▸ WORK TO COMPLETE
How many lines in these records hold the string "chandigarh"? Reply with the number alone.

[Data excerpts]
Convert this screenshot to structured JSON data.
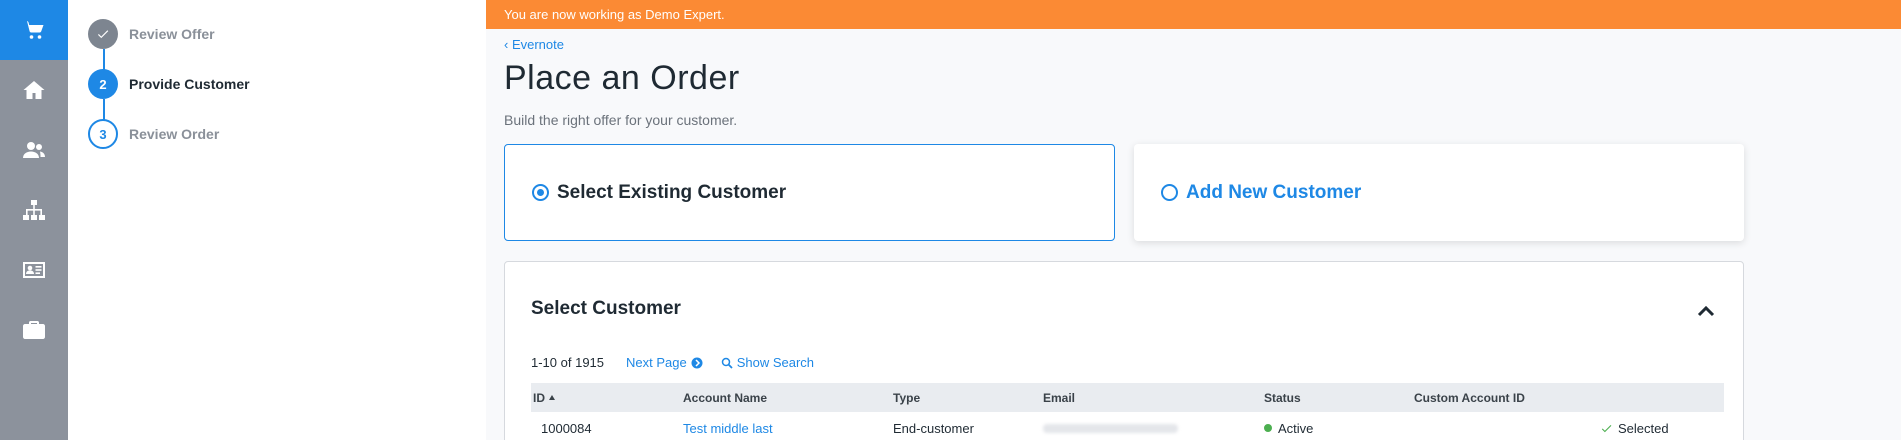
{
  "colors": {
    "accent": "#1e88e5",
    "banner": "#fb8a34",
    "rail": "#8c929c",
    "status_active": "#4caf50",
    "selected_check": "#4caf50"
  },
  "rail": {
    "items": [
      {
        "icon": "cart-icon",
        "active": true
      },
      {
        "icon": "home-icon",
        "active": false
      },
      {
        "icon": "users-icon",
        "active": false
      },
      {
        "icon": "sitemap-icon",
        "active": false
      },
      {
        "icon": "id-card-icon",
        "active": false
      },
      {
        "icon": "briefcase-icon",
        "active": false
      }
    ]
  },
  "stepper": {
    "steps": [
      {
        "marker": "check-icon",
        "label": "Review Offer",
        "state": "done"
      },
      {
        "marker": "2",
        "label": "Provide Customer",
        "state": "current"
      },
      {
        "marker": "3",
        "label": "Review Order",
        "state": "todo"
      }
    ]
  },
  "banner": {
    "text": "You are now working as Demo Expert."
  },
  "header": {
    "back_label": "‹ Evernote",
    "title": "Place an Order",
    "subtitle": "Build the right offer for your customer."
  },
  "options": {
    "existing_label": "Select Existing Customer",
    "new_label": "Add New Customer",
    "selected": "existing"
  },
  "customer_panel": {
    "title": "Select Customer",
    "count": "1-10 of 1915",
    "next_page": "Next Page",
    "show_search": "Show Search",
    "columns": [
      "ID",
      "Account Name",
      "Type",
      "Email",
      "Status",
      "Custom Account ID"
    ],
    "sort_column": "ID",
    "sort_direction": "ascending",
    "rows": [
      {
        "id": "1000084",
        "account_name": "Test middle last",
        "type": "End-customer",
        "email": "",
        "status": "Active",
        "custom_id": "",
        "selected_label": "Selected"
      }
    ]
  }
}
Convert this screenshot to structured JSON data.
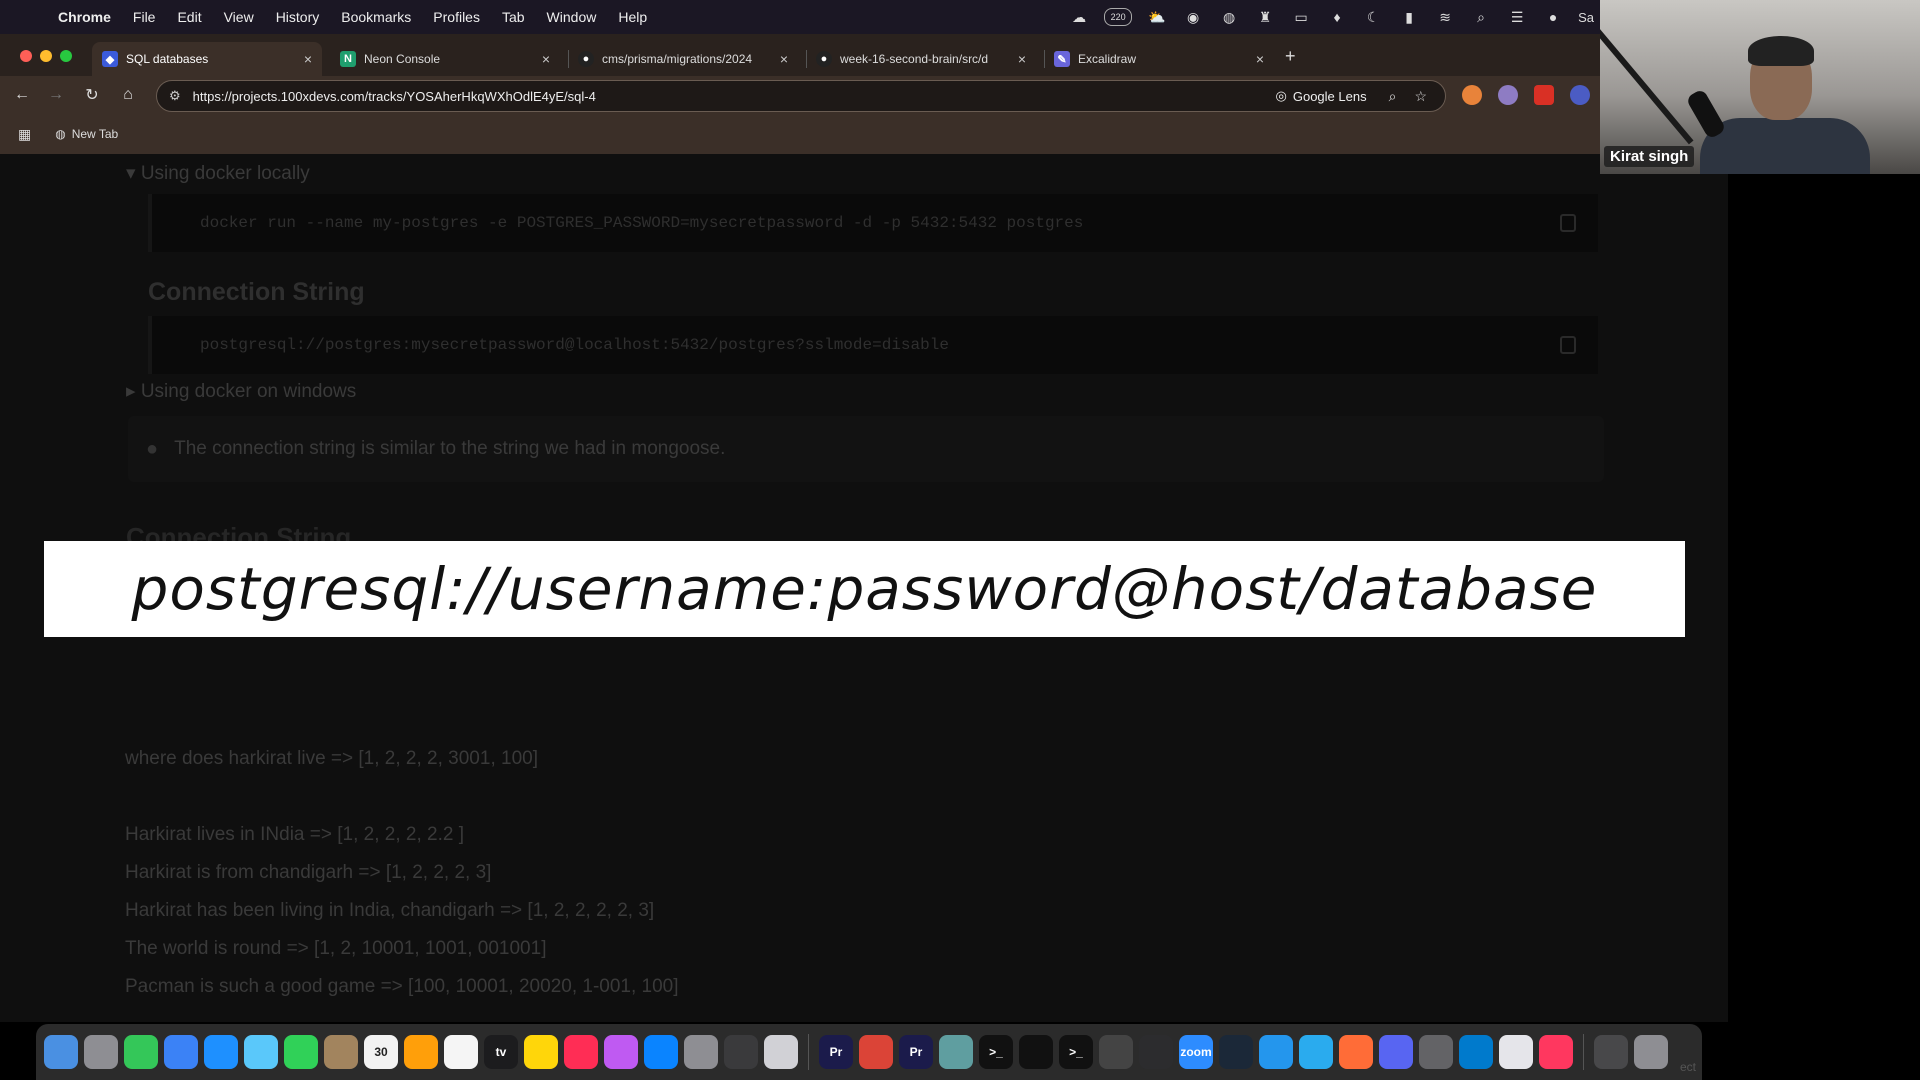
{
  "menubar": {
    "app": "Chrome",
    "items": [
      "File",
      "Edit",
      "View",
      "History",
      "Bookmarks",
      "Profiles",
      "Tab",
      "Window",
      "Help"
    ],
    "status_icons": [
      "cloud-icon",
      "badge-icon",
      "weather-icon",
      "eye-icon",
      "globe-icon",
      "puzzle-icon",
      "calendar-icon",
      "vpn-icon",
      "moon-icon",
      "battery-icon",
      "wifi-icon",
      "search-icon",
      "control-center-icon",
      "siri-icon"
    ],
    "status_badge": "220",
    "status_trailing": "Sa"
  },
  "tabs": [
    {
      "title": "SQL databases",
      "icon": "100xdevs-icon",
      "icon_color": "#3b5bdb",
      "active": true
    },
    {
      "title": "Neon Console",
      "icon": "neon-icon",
      "icon_color": "#1f9e6e",
      "active": false
    },
    {
      "title": "cms/prisma/migrations/2024",
      "icon": "github-icon",
      "icon_color": "#222222",
      "active": false
    },
    {
      "title": "week-16-second-brain/src/d",
      "icon": "github-icon",
      "icon_color": "#222222",
      "active": false
    },
    {
      "title": "Excalidraw",
      "icon": "excalidraw-icon",
      "icon_color": "#6965db",
      "active": false
    }
  ],
  "omnibox": {
    "url": "https://projects.100xdevs.com/tracks/YOSAherHkqWXhOdlE4yE/sql-4",
    "lens_label": "Google Lens"
  },
  "bookmarks": {
    "items": [
      "New Tab"
    ]
  },
  "page": {
    "toggle_docker_local": "Using docker locally",
    "docker_command": "docker run --name my-postgres -e POSTGRES_PASSWORD=mysecretpassword -d -p 5432:5432 postgres",
    "connection_string_heading": "Connection String",
    "connection_string_value": "postgresql://postgres:mysecretpassword@localhost:5432/postgres?sslmode=disable",
    "toggle_docker_windows": "Using docker on windows",
    "callout_text": "The connection string is similar to the string we had in mongoose.",
    "faded_heading": "Connection String",
    "banner_text": "postgresql://username:password@host/database",
    "embedding_lines": [
      "where does harkirat live => [1, 2, 2, 2, 3001, 100]",
      "Harkirat lives in INdia => [1, 2, 2, 2, 2.2 ]",
      "Harkirat is from chandigarh => [1, 2, 2, 2, 3]",
      "Harkirat has been living in India, chandigarh => [1, 2, 2, 2, 2, 3]",
      "The world is round => [1, 2, 10001, 1001, 001001]",
      "Pacman is such a good game => [100, 10001, 20020, 1-001, 100]"
    ]
  },
  "webcam": {
    "name": "Kirat singh"
  },
  "dock": {
    "calendar_day": "30",
    "bottom_text": "ect",
    "apps": [
      {
        "name": "finder-icon",
        "color": "#4a90e2",
        "label": ""
      },
      {
        "name": "launchpad-icon",
        "color": "#8e8e93",
        "label": ""
      },
      {
        "name": "messages-icon",
        "color": "#34c759",
        "label": ""
      },
      {
        "name": "mail-icon",
        "color": "#3b82f6",
        "label": ""
      },
      {
        "name": "safari-icon",
        "color": "#1e90ff",
        "label": ""
      },
      {
        "name": "maps-icon",
        "color": "#5ac8fa",
        "label": ""
      },
      {
        "name": "facetime-icon",
        "color": "#30d158",
        "label": ""
      },
      {
        "name": "contacts-icon",
        "color": "#a2845e",
        "label": ""
      },
      {
        "name": "calendar-icon",
        "color": "#f2f2f2",
        "label": "30"
      },
      {
        "name": "photos-icon",
        "color": "#ff9f0a",
        "label": ""
      },
      {
        "name": "reminders-icon",
        "color": "#f5f5f5",
        "label": ""
      },
      {
        "name": "apple-tv-icon",
        "color": "#1c1c1e",
        "label": "tv"
      },
      {
        "name": "notes-icon",
        "color": "#ffd60a",
        "label": ""
      },
      {
        "name": "music-icon",
        "color": "#ff2d55",
        "label": ""
      },
      {
        "name": "podcasts-icon",
        "color": "#bf5af2",
        "label": ""
      },
      {
        "name": "app-store-icon",
        "color": "#0a84ff",
        "label": ""
      },
      {
        "name": "system-settings-icon",
        "color": "#8e8e93",
        "label": ""
      },
      {
        "name": "activity-monitor-icon",
        "color": "#3a3a3c",
        "label": ""
      },
      {
        "name": "preview-icon",
        "color": "#d1d1d6",
        "label": ""
      },
      {
        "name": "premiere-pro-icon",
        "color": "#1b1b4b",
        "label": "Pr"
      },
      {
        "name": "chrome-icon",
        "color": "#db4437",
        "label": ""
      },
      {
        "name": "premiere-pro-2-icon",
        "color": "#1b1b4b",
        "label": "Pr"
      },
      {
        "name": "chromium-icon",
        "color": "#5f9ea0",
        "label": ""
      },
      {
        "name": "terminal-icon",
        "color": "#111111",
        "label": ">_"
      },
      {
        "name": "terminal-2-icon",
        "color": "#111111",
        "label": ""
      },
      {
        "name": "terminal-3-icon",
        "color": "#111111",
        "label": ">_"
      },
      {
        "name": "piano-icon",
        "color": "#444444",
        "label": ""
      },
      {
        "name": "console-icon",
        "color": "#2c2c2e",
        "label": ""
      },
      {
        "name": "zoom-icon",
        "color": "#2d8cff",
        "label": "zoom"
      },
      {
        "name": "steam-icon",
        "color": "#1b2838",
        "label": ""
      },
      {
        "name": "docker-icon",
        "color": "#2496ed",
        "label": ""
      },
      {
        "name": "telegram-icon",
        "color": "#2aabee",
        "label": ""
      },
      {
        "name": "postman-icon",
        "color": "#ff6c37",
        "label": ""
      },
      {
        "name": "discord-icon",
        "color": "#5865f2",
        "label": ""
      },
      {
        "name": "screen-icon",
        "color": "#636366",
        "label": ""
      },
      {
        "name": "vscode-icon",
        "color": "#007acc",
        "label": ""
      },
      {
        "name": "download-icon",
        "color": "#e5e5ea",
        "label": ""
      },
      {
        "name": "creative-cloud-icon",
        "color": "#ff375f",
        "label": ""
      },
      {
        "name": "finder-window-icon",
        "color": "#48484a",
        "label": ""
      },
      {
        "name": "trash-icon",
        "color": "#8e8e93",
        "label": ""
      }
    ]
  }
}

▸ EXERCISE OUTPUT
2